- _Aim_
The entries below should be quoted exactly, with no pictures carried over.

— Start —

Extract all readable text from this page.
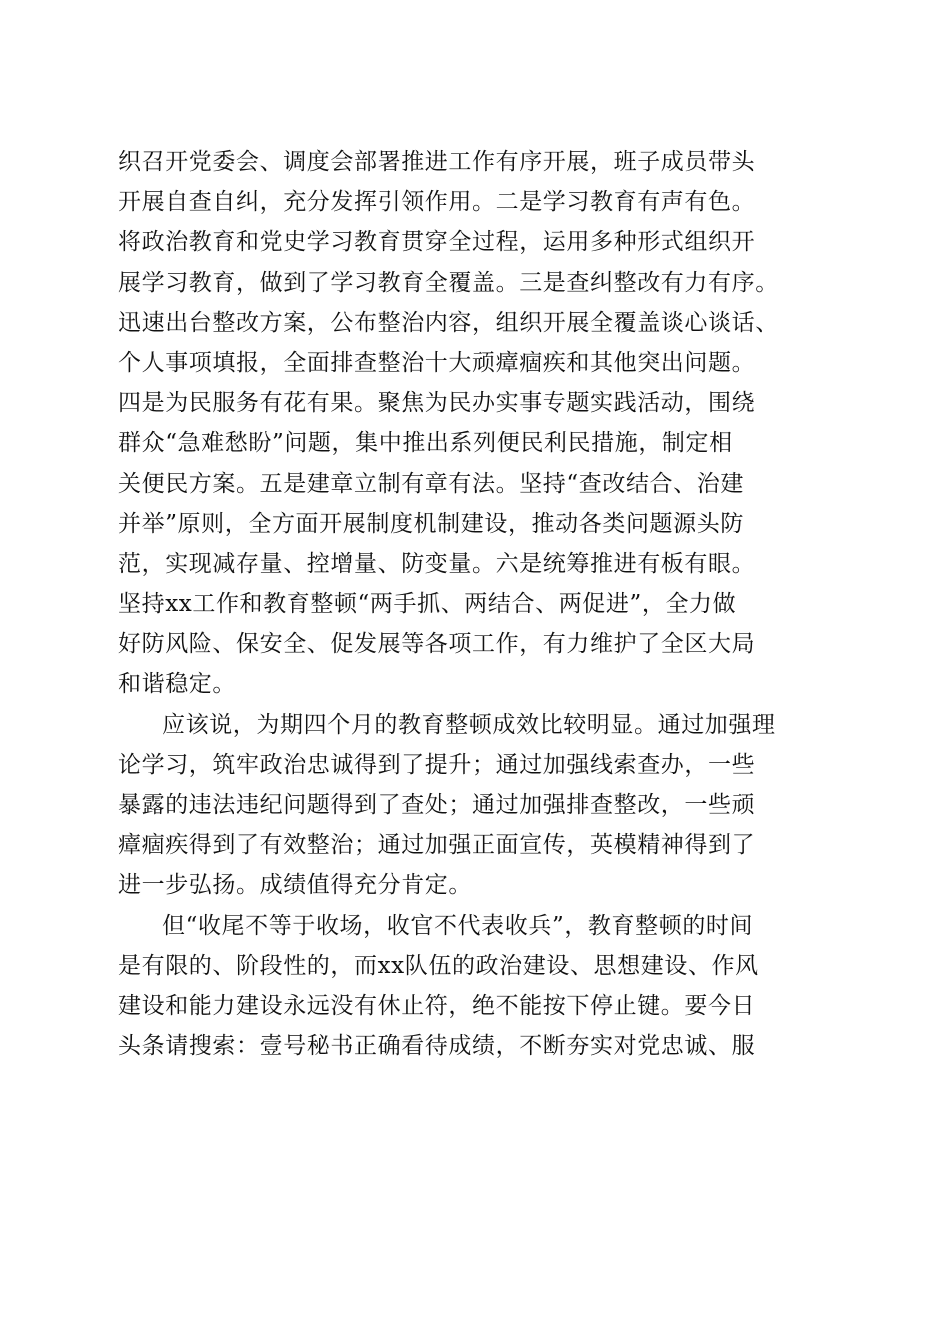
织召开党委会、调度会部署推进工作有序开展，班子成员带头
开展自查自纠，充分发挥引领作用。二是学习教育有声有色。
将政治教育和党史学习教育贯穿全过程，运用多种形式组织开
展学习教育，做到了学习教育全覆盖。三是查纠整改有力有序。
迅速出台整改方案，公布整治内容，组织开展全覆盖谈心谈话、
个人事项填报，全面排查整治十大顽瘴痼疾和其他突出问题。
四是为民服务有花有果。聚焦为民办实事专题实践活动，围绕
群众“急难愁盼”问题，集中推出系列便民利民措施，制定相
关便民方案。五是建章立制有章有法。坚持“查改结合、治建
并举”原则，全方面开展制度机制建设，推动各类问题源头防
范，实现减存量、控增量、防变量。六是统筹推进有板有眼。
坚持xx工作和教育整顿“两手抓、两结合、两促进”，全力做
好防风险、保安全、促发展等各项工作，有力维护了全区大局
和谐稳定。
应该说，为期四个月的教育整顿成效比较明显。通过加强理
论学习，筑牢政治忠诚得到了提升；通过加强线索查办，一些
暴露的违法违纪问题得到了查处；通过加强排查整改，一些顽
瘴痼疾得到了有效整治；通过加强正面宣传，英模精神得到了
进一步弘扬。成绩值得充分肯定。
但“收尾不等于收场，收官不代表收兵”，教育整顿的时间
是有限的、阶段性的，而xx队伍的政治建设、思想建设、作风
建设和能力建设永远没有休止符，绝不能按下停止键。要今日
头条请搜索：壹号秘书正确看待成绩，不断夯实对党忠诚、服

— End —

- _Result_
Extract all readable text from this page.
织召开党委会、调度会部署推进工作有序开展，班子成员带头
开展自查自纠，充分发挥引领作用。二是学习教育有声有色。
将政治教育和党史学习教育贯穿全过程，运用多种形式组织开
展学习教育，做到了学习教育全覆盖。三是查纠整改有力有序。
迅速出台整改方案，公布整治内容，组织开展全覆盖谈心谈话、
个人事项填报，全面排查整治十大顽瘴痼疾和其他突出问题。
四是为民服务有花有果。聚焦为民办实事专题实践活动，围绕
群众“急难愁盼”问题，集中推出系列便民利民措施，制定相
关便民方案。五是建章立制有章有法。坚持“查改结合、治建
并举”原则，全方面开展制度机制建设，推动各类问题源头防
范，实现减存量、控增量、防变量。六是统筹推进有板有眼。
坚持xx工作和教育整顿“两手抓、两结合、两促进”，全力做
好防风险、保安全、促发展等各项工作，有力维护了全区大局
和谐稳定。
应该说，为期四个月的教育整顿成效比较明显。通过加强理
论学习，筑牢政治忠诚得到了提升；通过加强线索查办，一些
暴露的违法违纪问题得到了查处；通过加强排查整改，一些顽
瘴痼疾得到了有效整治；通过加强正面宣传，英模精神得到了
进一步弘扬。成绩值得充分肯定。
但“收尾不等于收场，收官不代表收兵”，教育整顿的时间
是有限的、阶段性的，而xx队伍的政治建设、思想建设、作风
建设和能力建设永远没有休止符，绝不能按下停止键。要今日
头条请搜索：壹号秘书正确看待成绩，不断夯实对党忠诚、服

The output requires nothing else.